## [What to produce]
Please reproduce each line of the data below as it stands.

Provided entries Block Start

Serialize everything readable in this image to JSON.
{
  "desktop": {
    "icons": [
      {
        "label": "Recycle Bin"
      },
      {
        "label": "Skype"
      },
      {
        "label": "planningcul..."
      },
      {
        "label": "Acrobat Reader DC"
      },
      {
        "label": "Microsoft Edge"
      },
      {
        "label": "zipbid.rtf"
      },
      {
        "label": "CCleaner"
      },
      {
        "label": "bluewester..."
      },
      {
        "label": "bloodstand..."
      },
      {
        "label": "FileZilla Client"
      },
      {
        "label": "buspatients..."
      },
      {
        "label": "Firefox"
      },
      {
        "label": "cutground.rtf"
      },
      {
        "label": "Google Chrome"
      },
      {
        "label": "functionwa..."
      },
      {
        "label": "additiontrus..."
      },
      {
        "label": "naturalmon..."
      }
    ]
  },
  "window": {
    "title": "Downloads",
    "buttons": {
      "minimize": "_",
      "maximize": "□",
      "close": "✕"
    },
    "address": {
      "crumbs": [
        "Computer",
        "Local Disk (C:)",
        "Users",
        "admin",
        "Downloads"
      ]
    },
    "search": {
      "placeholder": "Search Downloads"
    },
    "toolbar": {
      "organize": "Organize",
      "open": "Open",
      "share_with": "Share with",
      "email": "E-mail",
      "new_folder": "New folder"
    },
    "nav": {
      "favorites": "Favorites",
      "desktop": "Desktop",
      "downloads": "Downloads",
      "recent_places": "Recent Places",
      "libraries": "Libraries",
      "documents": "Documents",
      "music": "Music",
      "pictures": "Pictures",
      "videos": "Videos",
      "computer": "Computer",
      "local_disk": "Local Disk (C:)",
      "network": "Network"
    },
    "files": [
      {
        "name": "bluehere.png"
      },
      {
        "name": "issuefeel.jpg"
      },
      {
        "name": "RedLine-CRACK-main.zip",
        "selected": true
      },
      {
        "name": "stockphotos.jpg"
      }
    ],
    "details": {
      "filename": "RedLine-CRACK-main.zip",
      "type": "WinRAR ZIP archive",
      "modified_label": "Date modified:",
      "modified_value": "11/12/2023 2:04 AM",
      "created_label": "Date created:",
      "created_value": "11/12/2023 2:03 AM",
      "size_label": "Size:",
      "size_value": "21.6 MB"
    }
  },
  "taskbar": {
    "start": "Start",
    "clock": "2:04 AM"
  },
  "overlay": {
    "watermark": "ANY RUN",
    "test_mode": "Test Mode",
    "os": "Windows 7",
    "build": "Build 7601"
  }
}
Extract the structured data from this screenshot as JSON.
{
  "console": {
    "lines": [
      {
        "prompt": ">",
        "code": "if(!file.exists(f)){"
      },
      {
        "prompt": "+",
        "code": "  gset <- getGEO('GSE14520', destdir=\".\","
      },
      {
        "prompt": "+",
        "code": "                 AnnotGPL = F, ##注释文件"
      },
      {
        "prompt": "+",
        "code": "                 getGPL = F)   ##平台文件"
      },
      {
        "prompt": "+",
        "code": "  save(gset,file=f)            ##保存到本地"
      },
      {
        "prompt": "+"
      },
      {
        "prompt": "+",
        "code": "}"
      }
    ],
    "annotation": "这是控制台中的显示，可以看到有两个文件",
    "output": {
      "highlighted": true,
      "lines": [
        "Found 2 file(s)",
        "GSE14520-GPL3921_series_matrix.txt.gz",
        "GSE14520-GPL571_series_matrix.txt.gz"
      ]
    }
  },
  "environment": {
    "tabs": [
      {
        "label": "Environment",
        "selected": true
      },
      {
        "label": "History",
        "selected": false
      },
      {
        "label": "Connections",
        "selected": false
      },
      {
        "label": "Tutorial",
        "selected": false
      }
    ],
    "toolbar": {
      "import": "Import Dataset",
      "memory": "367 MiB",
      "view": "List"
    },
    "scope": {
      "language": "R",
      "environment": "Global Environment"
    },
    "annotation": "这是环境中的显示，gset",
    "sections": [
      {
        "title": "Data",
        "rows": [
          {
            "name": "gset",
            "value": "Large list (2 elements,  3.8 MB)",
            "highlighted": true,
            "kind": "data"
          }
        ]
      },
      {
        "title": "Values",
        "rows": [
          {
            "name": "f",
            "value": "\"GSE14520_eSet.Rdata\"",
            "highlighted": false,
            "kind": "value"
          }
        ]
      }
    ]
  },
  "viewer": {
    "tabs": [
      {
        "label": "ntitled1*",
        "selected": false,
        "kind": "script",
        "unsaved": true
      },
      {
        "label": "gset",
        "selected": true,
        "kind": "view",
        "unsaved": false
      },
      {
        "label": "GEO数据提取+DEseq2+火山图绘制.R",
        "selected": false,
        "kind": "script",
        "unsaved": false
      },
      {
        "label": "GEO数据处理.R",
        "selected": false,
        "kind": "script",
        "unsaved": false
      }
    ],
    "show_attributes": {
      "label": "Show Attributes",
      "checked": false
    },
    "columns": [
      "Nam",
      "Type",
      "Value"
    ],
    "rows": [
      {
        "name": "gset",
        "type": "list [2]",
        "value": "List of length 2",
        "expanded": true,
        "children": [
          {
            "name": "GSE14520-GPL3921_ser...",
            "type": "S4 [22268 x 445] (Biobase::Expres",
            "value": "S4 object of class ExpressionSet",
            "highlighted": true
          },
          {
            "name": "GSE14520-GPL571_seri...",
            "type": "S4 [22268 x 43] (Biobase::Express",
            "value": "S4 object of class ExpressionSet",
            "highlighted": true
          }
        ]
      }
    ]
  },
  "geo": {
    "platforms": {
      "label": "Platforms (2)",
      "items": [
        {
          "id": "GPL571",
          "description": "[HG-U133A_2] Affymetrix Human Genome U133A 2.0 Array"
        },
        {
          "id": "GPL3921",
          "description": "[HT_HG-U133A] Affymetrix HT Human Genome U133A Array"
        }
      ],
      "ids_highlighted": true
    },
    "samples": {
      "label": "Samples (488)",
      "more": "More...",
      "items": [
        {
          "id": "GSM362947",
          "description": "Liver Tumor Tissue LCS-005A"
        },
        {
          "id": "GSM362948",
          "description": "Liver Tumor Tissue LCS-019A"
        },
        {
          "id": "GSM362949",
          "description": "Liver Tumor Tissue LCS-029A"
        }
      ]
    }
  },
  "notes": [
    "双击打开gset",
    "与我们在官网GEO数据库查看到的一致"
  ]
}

Provided entries Block End

## [Written solution]
Serialize everything readable in this image to JSON.
{
  "desktop": {
    "icons": [
      {
        "label": "Recycle Bin"
      },
      {
        "label": "Skype"
      },
      {
        "label": "planningcul..."
      },
      {
        "label": "Acrobat Reader DC"
      },
      {
        "label": "Microsoft Edge"
      },
      {
        "label": "zipbid.rtf"
      },
      {
        "label": "CCleaner"
      },
      {
        "label": "bluewester..."
      },
      {
        "label": "bloodstand..."
      },
      {
        "label": "FileZilla Client"
      },
      {
        "label": "buspatients..."
      },
      {
        "label": "Firefox"
      },
      {
        "label": "cutground.rtf"
      },
      {
        "label": "Google Chrome"
      },
      {
        "label": "functionwa..."
      },
      {
        "label": "additiontrus..."
      },
      {
        "label": "naturalmon..."
      }
    ]
  },
  "window": {
    "title": "Downloads",
    "buttons": {
      "minimize": "_",
      "maximize": "□",
      "close": "✕"
    },
    "address": {
      "crumbs": [
        "Computer",
        "Local Disk (C:)",
        "Users",
        "admin",
        "Downloads"
      ]
    },
    "search": {
      "placeholder": "Search Downloads"
    },
    "toolbar": {
      "organize": "Organize",
      "open": "Open",
      "share_with": "Share with",
      "email": "E-mail",
      "new_folder": "New folder"
    },
    "nav": {
      "favorites": "Favorites",
      "desktop": "Desktop",
      "downloads": "Downloads",
      "recent_places": "Recent Places",
      "libraries": "Libraries",
      "documents": "Documents",
      "music": "Music",
      "pictures": "Pictures",
      "videos": "Videos",
      "computer": "Computer",
      "local_disk": "Local Disk (C:)",
      "network": "Network"
    },
    "files": [
      {
        "name": "bluehere.png"
      },
      {
        "name": "issuefeel.jpg"
      },
      {
        "name": "RedLine-CRACK-main.zip",
        "selected": true
      },
      {
        "name": "stockphotos.jpg"
      }
    ],
    "details": {
      "filename": "RedLine-CRACK-main.zip",
      "type": "WinRAR ZIP archive",
      "modified_label": "Date modified:",
      "modified_value": "11/12/2023 2:04 AM",
      "created_label": "Date created:",
      "created_value": "11/12/2023 2:03 AM",
      "size_label": "Size:",
      "size_value": "21.6 MB"
    }
  },
  "taskbar": {
    "start": "Start",
    "clock": "2:04 AM"
  },
  "overlay": {
    "watermark": "ANY RUN",
    "test_mode": "Test Mode",
    "os": "Windows 7",
    "build": "Build 7601"
  }
}
Extract the structured data from this screenshot as JSON.
{
  "console": {
    "lines": [
      {
        "prompt": ">",
        "code": "if(!file.exists(f)){"
      },
      {
        "prompt": "+",
        "code": "  gset <- getGEO('GSE14520', destdir=\".\","
      },
      {
        "prompt": "+",
        "code": "                 AnnotGPL = F, ##注释文件"
      },
      {
        "prompt": "+",
        "code": "                 getGPL = F)   ##平台文件"
      },
      {
        "prompt": "+",
        "code": "  save(gset,file=f)            ##保存到本地"
      },
      {
        "prompt": "+"
      },
      {
        "prompt": "+",
        "code": "}"
      }
    ],
    "annotation": "这是控制台中的显示，可以看到有两个文件",
    "output": {
      "highlighted": true,
      "lines": [
        "Found 2 file(s)",
        "GSE14520-GPL3921_series_matrix.txt.gz",
        "GSE14520-GPL571_series_matrix.txt.gz"
      ]
    }
  },
  "environment": {
    "tabs": [
      {
        "label": "Environment",
        "selected": true
      },
      {
        "label": "History",
        "selected": false
      },
      {
        "label": "Connections",
        "selected": false
      },
      {
        "label": "Tutorial",
        "selected": false
      }
    ],
    "toolbar": {
      "import": "Import Dataset",
      "memory": "367 MiB",
      "view": "List"
    },
    "scope": {
      "language": "R",
      "environment": "Global Environment"
    },
    "annotation": "这是环境中的显示，gset",
    "sections": [
      {
        "title": "Data",
        "rows": [
          {
            "name": "gset",
            "value": "Large list (2 elements,  3.8 MB)",
            "highlighted": true,
            "kind": "data"
          }
        ]
      },
      {
        "title": "Values",
        "rows": [
          {
            "name": "f",
            "value": "\"GSE14520_eSet.Rdata\"",
            "highlighted": false,
            "kind": "value"
          }
        ]
      }
    ]
  },
  "viewer": {
    "tabs": [
      {
        "label": "ntitled1*",
        "selected": false,
        "kind": "script",
        "unsaved": true
      },
      {
        "label": "gset",
        "selected": true,
        "kind": "view",
        "unsaved": false
      },
      {
        "label": "GEO数据提取+DEseq2+火山图绘制.R",
        "selected": false,
        "kind": "script",
        "unsaved": false
      },
      {
        "label": "GEO数据处理.R",
        "selected": false,
        "kind": "script",
        "unsaved": false
      }
    ],
    "show_attributes": {
      "label": "Show Attributes",
      "checked": false
    },
    "columns": [
      "Nam",
      "Type",
      "Value"
    ],
    "rows": [
      {
        "name": "gset",
        "type": "list [2]",
        "value": "List of length 2",
        "expanded": true,
        "children": [
          {
            "name": "GSE14520-GPL3921_ser...",
            "type": "S4 [22268 x 445] (Biobase::Expres",
            "value": "S4 object of class ExpressionSet",
            "highlighted": true
          },
          {
            "name": "GSE14520-GPL571_seri...",
            "type": "S4 [22268 x 43] (Biobase::Express",
            "value": "S4 object of class ExpressionSet",
            "highlighted": true
          }
        ]
      }
    ]
  },
  "geo": {
    "platforms": {
      "label": "Platforms (2)",
      "items": [
        {
          "id": "GPL571",
          "description": "[HG-U133A_2] Affymetrix Human Genome U133A 2.0 Array"
        },
        {
          "id": "GPL3921",
          "description": "[HT_HG-U133A] Affymetrix HT Human Genome U133A Array"
        }
      ],
      "ids_highlighted": true
    },
    "samples": {
      "label": "Samples (488)",
      "more": "More...",
      "items": [
        {
          "id": "GSM362947",
          "description": "Liver Tumor Tissue LCS-005A"
        },
        {
          "id": "GSM362948",
          "description": "Liver Tumor Tissue LCS-019A"
        },
        {
          "id": "GSM362949",
          "description": "Liver Tumor Tissue LCS-029A"
        }
      ]
    }
  },
  "notes": [
    "双击打开gset",
    "与我们在官网GEO数据库查看到的一致"
  ]
}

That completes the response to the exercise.